→ SHORT TASK: Rewrite the listing below, putting "response-line" wherever "answer-line" appears and leaving everything else as it is.

→ INPUT RECORDS:
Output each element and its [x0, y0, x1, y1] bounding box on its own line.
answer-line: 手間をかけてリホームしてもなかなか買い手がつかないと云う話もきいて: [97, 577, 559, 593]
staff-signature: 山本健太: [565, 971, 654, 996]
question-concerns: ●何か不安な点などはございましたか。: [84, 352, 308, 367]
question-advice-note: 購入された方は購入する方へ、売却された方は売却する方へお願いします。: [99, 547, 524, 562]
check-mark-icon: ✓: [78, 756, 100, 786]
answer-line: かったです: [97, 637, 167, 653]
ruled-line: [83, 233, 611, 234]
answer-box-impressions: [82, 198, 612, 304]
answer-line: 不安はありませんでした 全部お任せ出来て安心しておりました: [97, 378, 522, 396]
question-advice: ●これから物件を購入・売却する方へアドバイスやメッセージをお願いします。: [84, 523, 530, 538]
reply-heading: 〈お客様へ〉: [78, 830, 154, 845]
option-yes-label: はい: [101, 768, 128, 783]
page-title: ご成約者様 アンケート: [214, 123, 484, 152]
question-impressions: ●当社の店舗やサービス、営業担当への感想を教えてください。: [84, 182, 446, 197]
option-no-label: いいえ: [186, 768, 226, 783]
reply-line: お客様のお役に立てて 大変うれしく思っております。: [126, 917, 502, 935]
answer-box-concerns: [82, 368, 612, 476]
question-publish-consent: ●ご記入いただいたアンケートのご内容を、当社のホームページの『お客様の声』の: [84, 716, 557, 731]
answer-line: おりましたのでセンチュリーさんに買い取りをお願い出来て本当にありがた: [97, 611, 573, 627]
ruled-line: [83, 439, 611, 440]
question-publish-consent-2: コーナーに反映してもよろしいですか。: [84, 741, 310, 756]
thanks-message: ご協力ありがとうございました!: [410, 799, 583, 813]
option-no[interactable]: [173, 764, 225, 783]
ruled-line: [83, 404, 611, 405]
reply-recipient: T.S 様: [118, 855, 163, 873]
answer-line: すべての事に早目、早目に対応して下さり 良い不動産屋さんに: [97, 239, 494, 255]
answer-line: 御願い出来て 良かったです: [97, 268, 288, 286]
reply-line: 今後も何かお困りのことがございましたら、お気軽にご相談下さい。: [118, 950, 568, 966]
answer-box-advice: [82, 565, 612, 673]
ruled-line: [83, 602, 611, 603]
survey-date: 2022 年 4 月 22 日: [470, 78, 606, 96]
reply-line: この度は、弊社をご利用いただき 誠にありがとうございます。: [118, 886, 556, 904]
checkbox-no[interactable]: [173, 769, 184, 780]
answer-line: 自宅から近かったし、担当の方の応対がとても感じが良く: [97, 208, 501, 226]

→ TASK RESULT:
Output each element and its [x0, y0, x1, y1] bounding box on its own line.
response-line: 手間をかけてリホームしてもなかなか買い手がつかないと云う話もきいて: [97, 577, 559, 593]
staff-signature: 山本健太: [565, 971, 654, 996]
question-concerns: ●何か不安な点などはございましたか。: [84, 352, 308, 367]
question-advice-note: 購入された方は購入する方へ、売却された方は売却する方へお願いします。: [99, 547, 524, 562]
check-mark-icon: ✓: [78, 756, 100, 786]
response-line: かったです: [97, 637, 167, 653]
ruled-line: [83, 233, 611, 234]
answer-box-impressions: [82, 198, 612, 304]
response-line: 不安はありませんでした 全部お任せ出来て安心しておりました: [97, 378, 522, 396]
question-advice: ●これから物件を購入・売却する方へアドバイスやメッセージをお願いします。: [84, 523, 530, 538]
reply-heading: 〈お客様へ〉: [78, 830, 154, 845]
option-yes-label: はい: [101, 768, 128, 783]
page-title: ご成約者様 アンケート: [214, 123, 484, 152]
question-impressions: ●当社の店舗やサービス、営業担当への感想を教えてください。: [84, 182, 446, 197]
option-no-label: いいえ: [186, 768, 226, 783]
reply-line: お客様のお役に立てて 大変うれしく思っております。: [126, 917, 502, 935]
answer-box-concerns: [82, 368, 612, 476]
question-publish-consent: ●ご記入いただいたアンケートのご内容を、当社のホームページの『お客様の声』の: [84, 716, 557, 731]
response-line: おりましたのでセンチュリーさんに買い取りをお願い出来て本当にありがた: [97, 611, 573, 627]
ruled-line: [83, 439, 611, 440]
question-publish-consent-2: コーナーに反映してもよろしいですか。: [84, 741, 310, 756]
thanks-message: ご協力ありがとうございました!: [410, 799, 583, 813]
option-no[interactable]: [173, 764, 225, 783]
ruled-line: [83, 404, 611, 405]
reply-recipient: T.S 様: [118, 855, 163, 873]
response-line: すべての事に早目、早目に対応して下さり 良い不動産屋さんに: [97, 239, 494, 255]
response-line: 御願い出来て 良かったです: [97, 268, 288, 286]
reply-line: 今後も何かお困りのことがございましたら、お気軽にご相談下さい。: [118, 950, 568, 966]
answer-box-advice: [82, 565, 612, 673]
ruled-line: [83, 602, 611, 603]
survey-date: 2022 年 4 月 22 日: [470, 78, 606, 96]
reply-line: この度は、弊社をご利用いただき 誠にありがとうございます。: [118, 886, 556, 904]
checkbox-no[interactable]: [173, 769, 184, 780]
response-line: 自宅から近かったし、担当の方の応対がとても感じが良く: [97, 208, 501, 226]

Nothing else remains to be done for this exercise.